— AIM OF THE EXERCISE —
Write out all records as given; omit images.

# EXTRACTED MATERIAL start

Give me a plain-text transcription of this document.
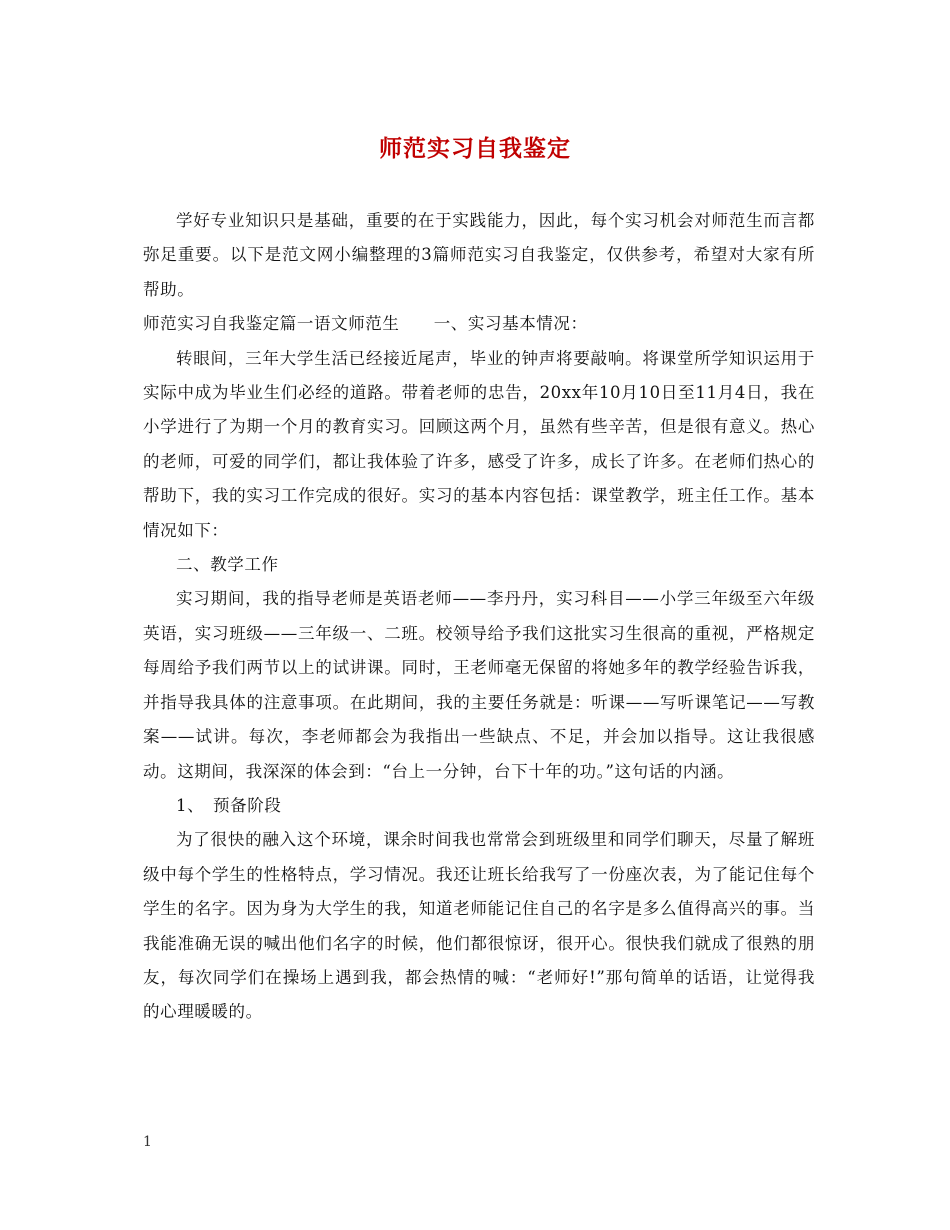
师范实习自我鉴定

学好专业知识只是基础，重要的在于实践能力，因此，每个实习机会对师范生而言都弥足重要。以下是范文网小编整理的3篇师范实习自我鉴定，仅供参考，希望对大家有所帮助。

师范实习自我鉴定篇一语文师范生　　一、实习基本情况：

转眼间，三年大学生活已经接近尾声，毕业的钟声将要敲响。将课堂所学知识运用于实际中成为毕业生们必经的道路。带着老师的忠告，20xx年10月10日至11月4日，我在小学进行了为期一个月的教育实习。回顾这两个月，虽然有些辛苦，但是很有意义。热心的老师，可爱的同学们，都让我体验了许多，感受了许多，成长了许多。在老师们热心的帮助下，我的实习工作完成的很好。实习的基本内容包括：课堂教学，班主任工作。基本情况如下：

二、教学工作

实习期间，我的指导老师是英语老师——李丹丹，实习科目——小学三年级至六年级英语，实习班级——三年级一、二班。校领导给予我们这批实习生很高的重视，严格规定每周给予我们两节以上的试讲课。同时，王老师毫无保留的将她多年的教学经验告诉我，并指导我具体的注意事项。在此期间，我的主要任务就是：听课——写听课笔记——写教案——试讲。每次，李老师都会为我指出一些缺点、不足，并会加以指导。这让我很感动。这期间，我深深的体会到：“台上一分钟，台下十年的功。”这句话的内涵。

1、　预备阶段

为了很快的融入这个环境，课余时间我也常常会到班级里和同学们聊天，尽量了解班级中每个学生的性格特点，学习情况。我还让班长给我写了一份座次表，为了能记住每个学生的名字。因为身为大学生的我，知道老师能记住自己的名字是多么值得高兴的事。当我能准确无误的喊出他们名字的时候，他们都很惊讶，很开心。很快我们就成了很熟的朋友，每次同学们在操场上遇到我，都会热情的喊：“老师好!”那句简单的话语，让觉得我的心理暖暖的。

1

# EXTRACTED MATERIAL end

— TASK RESPONSE —
Give me a plain-text transcription of this document.
师范实习自我鉴定

学好专业知识只是基础，重要的在于实践能力，因此，每个实习机会对师范生而言都弥足重要。以下是范文网小编整理的3篇师范实习自我鉴定，仅供参考，希望对大家有所帮助。

师范实习自我鉴定篇一语文师范生　　一、实习基本情况：

转眼间，三年大学生活已经接近尾声，毕业的钟声将要敲响。将课堂所学知识运用于实际中成为毕业生们必经的道路。带着老师的忠告，20xx年10月10日至11月4日，我在小学进行了为期一个月的教育实习。回顾这两个月，虽然有些辛苦，但是很有意义。热心的老师，可爱的同学们，都让我体验了许多，感受了许多，成长了许多。在老师们热心的帮助下，我的实习工作完成的很好。实习的基本内容包括：课堂教学，班主任工作。基本情况如下：

二、教学工作

实习期间，我的指导老师是英语老师——李丹丹，实习科目——小学三年级至六年级英语，实习班级——三年级一、二班。校领导给予我们这批实习生很高的重视，严格规定每周给予我们两节以上的试讲课。同时，王老师毫无保留的将她多年的教学经验告诉我，并指导我具体的注意事项。在此期间，我的主要任务就是：听课——写听课笔记——写教案——试讲。每次，李老师都会为我指出一些缺点、不足，并会加以指导。这让我很感动。这期间，我深深的体会到：“台上一分钟，台下十年的功。”这句话的内涵。

1、　预备阶段

为了很快的融入这个环境，课余时间我也常常会到班级里和同学们聊天，尽量了解班级中每个学生的性格特点，学习情况。我还让班长给我写了一份座次表，为了能记住每个学生的名字。因为身为大学生的我，知道老师能记住自己的名字是多么值得高兴的事。当我能准确无误的喊出他们名字的时候，他们都很惊讶，很开心。很快我们就成了很熟的朋友，每次同学们在操场上遇到我，都会热情的喊：“老师好!”那句简单的话语，让觉得我的心理暖暖的。

1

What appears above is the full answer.